DATA ROWS
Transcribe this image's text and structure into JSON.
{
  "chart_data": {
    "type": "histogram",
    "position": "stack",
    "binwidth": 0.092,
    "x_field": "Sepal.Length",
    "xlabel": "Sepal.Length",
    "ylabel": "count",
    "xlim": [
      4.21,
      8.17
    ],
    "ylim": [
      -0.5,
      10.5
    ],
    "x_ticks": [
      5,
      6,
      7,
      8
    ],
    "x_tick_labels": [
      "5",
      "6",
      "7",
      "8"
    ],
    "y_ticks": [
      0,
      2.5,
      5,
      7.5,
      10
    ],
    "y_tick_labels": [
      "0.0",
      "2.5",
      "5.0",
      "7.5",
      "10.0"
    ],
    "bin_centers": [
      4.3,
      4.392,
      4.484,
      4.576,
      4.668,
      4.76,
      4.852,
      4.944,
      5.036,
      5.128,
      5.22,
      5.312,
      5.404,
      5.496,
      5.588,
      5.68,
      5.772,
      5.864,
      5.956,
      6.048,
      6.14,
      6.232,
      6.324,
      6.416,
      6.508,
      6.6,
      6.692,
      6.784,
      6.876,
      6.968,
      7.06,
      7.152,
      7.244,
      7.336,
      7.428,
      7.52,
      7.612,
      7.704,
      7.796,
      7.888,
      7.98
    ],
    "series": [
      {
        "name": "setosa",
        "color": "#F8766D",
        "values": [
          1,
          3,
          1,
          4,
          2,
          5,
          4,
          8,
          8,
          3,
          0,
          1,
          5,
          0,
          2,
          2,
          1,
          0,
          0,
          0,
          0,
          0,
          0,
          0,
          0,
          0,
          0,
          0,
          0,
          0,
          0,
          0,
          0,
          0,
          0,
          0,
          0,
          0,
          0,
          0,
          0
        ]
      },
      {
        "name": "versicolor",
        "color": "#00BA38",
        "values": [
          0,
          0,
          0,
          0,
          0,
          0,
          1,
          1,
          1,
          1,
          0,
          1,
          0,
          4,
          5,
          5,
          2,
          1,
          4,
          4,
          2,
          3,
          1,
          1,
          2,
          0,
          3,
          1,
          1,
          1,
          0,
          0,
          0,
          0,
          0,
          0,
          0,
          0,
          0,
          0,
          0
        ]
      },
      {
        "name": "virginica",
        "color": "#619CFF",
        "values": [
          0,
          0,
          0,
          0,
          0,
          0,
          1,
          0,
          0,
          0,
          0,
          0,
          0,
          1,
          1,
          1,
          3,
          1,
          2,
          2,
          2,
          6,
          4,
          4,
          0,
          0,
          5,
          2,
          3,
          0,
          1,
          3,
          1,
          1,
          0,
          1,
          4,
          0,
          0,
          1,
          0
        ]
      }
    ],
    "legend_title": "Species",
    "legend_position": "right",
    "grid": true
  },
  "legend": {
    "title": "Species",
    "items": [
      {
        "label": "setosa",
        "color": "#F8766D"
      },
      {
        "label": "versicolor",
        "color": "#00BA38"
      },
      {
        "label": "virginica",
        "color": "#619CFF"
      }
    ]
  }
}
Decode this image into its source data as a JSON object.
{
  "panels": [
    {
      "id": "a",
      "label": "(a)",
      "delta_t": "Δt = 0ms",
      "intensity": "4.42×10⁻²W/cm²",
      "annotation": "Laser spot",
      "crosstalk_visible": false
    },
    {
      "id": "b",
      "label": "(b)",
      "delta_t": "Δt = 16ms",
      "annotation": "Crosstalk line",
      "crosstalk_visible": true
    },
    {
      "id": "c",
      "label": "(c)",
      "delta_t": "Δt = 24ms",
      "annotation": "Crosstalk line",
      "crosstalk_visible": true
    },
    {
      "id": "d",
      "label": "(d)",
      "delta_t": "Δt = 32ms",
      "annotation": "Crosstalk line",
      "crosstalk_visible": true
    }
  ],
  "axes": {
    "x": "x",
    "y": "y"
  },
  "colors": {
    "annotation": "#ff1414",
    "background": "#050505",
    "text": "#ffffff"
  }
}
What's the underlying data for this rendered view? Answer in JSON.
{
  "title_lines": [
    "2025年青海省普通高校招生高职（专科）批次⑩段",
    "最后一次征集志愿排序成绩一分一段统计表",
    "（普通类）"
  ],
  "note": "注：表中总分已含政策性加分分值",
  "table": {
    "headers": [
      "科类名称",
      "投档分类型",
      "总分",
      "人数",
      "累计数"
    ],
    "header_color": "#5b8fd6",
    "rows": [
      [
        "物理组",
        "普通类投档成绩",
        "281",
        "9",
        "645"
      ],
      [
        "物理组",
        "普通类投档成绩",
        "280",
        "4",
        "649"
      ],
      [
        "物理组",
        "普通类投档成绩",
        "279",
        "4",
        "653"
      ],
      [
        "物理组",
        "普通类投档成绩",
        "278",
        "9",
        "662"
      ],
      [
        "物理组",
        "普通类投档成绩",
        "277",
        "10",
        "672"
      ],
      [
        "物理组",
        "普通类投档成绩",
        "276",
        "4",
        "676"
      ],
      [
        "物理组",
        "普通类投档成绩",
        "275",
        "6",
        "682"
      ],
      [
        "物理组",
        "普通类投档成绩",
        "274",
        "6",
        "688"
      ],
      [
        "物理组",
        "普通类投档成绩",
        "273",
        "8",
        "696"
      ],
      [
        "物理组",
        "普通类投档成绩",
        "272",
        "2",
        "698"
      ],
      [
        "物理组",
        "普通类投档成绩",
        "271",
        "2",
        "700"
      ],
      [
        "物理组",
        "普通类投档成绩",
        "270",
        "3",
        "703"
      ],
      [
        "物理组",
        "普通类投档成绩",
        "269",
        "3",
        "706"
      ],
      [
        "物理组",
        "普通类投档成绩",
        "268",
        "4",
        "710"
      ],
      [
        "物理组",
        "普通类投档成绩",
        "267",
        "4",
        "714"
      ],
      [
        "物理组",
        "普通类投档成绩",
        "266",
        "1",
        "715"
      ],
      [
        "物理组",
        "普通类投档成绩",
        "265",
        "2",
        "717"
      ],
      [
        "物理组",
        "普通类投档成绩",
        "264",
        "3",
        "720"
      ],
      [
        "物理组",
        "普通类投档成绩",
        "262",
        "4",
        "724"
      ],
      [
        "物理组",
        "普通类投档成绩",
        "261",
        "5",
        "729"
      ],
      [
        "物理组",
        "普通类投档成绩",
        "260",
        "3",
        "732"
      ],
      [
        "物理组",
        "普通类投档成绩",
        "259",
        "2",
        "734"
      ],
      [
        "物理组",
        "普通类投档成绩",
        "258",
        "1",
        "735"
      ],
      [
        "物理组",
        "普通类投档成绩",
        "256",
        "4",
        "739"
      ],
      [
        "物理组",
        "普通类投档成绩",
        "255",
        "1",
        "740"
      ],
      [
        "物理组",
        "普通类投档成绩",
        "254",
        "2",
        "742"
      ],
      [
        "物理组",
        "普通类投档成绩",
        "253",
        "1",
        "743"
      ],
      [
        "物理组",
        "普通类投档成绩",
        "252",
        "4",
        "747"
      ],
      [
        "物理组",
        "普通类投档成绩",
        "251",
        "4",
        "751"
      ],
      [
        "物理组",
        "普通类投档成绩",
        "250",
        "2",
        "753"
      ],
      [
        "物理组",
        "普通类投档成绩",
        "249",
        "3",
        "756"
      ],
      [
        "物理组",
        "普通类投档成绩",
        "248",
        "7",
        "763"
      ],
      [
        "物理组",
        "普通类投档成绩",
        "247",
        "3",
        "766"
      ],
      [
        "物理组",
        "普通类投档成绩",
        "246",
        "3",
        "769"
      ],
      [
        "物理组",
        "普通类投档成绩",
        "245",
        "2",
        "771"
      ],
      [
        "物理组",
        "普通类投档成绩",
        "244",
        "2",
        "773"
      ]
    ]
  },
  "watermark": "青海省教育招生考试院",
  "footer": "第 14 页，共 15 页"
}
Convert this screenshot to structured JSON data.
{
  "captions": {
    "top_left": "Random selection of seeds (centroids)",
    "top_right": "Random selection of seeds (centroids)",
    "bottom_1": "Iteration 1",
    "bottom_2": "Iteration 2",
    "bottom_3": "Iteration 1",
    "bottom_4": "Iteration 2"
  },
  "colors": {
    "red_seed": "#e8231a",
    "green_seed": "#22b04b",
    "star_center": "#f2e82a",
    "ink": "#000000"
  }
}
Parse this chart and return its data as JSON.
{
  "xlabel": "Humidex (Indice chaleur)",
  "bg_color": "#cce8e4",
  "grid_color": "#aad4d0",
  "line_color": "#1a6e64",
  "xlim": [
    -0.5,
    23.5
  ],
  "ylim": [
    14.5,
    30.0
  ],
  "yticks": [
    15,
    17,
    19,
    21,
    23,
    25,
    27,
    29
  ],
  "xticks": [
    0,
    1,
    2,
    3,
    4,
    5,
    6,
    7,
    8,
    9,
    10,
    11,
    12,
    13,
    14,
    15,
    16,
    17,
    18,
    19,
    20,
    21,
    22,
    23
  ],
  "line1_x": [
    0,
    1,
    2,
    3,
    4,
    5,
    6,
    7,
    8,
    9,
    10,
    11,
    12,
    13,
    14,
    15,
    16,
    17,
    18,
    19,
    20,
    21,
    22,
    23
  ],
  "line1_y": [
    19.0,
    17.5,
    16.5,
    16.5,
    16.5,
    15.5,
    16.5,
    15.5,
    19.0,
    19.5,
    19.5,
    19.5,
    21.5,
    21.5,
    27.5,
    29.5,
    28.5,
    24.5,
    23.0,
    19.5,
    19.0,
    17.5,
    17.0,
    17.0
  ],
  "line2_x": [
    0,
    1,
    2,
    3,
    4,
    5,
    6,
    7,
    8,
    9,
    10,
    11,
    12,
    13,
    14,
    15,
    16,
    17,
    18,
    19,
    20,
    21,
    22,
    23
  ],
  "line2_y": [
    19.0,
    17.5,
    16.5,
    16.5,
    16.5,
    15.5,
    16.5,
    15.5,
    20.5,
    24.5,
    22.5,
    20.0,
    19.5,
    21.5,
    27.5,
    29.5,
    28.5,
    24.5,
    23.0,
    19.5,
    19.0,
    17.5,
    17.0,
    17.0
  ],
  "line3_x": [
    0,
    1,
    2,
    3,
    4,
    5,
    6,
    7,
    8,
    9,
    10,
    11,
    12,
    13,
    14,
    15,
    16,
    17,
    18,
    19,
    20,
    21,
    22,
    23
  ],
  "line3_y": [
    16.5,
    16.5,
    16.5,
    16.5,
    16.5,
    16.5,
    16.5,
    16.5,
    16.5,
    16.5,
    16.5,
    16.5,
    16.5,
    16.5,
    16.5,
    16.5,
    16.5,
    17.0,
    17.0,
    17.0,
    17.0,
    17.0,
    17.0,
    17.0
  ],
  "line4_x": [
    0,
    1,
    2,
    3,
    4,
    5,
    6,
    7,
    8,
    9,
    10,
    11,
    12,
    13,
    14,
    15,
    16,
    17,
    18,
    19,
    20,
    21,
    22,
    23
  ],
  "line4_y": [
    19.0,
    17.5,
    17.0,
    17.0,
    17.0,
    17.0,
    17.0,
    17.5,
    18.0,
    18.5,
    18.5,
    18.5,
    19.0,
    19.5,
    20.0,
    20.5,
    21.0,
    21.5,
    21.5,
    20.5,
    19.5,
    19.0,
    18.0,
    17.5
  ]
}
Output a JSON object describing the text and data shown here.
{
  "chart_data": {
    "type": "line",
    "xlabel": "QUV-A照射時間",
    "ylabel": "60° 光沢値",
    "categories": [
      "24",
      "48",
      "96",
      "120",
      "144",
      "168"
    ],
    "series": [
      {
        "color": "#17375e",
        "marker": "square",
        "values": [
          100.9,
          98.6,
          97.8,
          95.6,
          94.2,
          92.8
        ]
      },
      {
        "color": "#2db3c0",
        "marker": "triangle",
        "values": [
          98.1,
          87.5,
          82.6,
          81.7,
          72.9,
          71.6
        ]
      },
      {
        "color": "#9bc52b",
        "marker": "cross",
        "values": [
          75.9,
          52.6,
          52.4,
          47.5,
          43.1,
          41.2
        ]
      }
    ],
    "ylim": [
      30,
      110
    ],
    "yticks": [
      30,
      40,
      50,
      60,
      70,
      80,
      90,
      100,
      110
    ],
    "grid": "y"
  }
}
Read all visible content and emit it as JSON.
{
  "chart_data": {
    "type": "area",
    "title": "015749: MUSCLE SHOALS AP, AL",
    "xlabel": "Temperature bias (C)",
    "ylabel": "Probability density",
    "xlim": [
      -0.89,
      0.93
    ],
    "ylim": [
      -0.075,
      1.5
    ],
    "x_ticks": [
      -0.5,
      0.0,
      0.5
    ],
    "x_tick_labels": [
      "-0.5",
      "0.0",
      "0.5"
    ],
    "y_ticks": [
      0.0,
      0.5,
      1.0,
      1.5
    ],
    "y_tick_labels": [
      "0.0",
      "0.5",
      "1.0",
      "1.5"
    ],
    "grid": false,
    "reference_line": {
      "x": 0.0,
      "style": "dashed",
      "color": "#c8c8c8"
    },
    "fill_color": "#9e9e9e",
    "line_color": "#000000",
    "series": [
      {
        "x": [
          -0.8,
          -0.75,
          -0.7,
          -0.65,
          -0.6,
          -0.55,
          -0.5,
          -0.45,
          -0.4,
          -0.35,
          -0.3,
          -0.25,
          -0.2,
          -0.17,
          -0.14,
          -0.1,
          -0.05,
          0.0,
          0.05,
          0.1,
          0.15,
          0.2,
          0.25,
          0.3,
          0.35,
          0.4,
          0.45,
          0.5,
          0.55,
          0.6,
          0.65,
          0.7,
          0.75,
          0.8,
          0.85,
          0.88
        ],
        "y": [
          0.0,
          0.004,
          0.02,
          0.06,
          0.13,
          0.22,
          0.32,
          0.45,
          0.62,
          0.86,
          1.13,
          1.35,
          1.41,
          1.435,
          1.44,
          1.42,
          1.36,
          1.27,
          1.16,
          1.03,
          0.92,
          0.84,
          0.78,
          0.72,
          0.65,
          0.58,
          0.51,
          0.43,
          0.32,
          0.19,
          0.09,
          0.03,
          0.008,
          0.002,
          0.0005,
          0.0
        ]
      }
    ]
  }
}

GIVEN INSTRUCTION
From the material above, gather all lines that include the string "text" and copy them.

RESPONSE TO THIS TASK
Transcribe this image's text and structure into JSON.
    "text": "#ffffff"
Output a JSON object describing the text and data shown here.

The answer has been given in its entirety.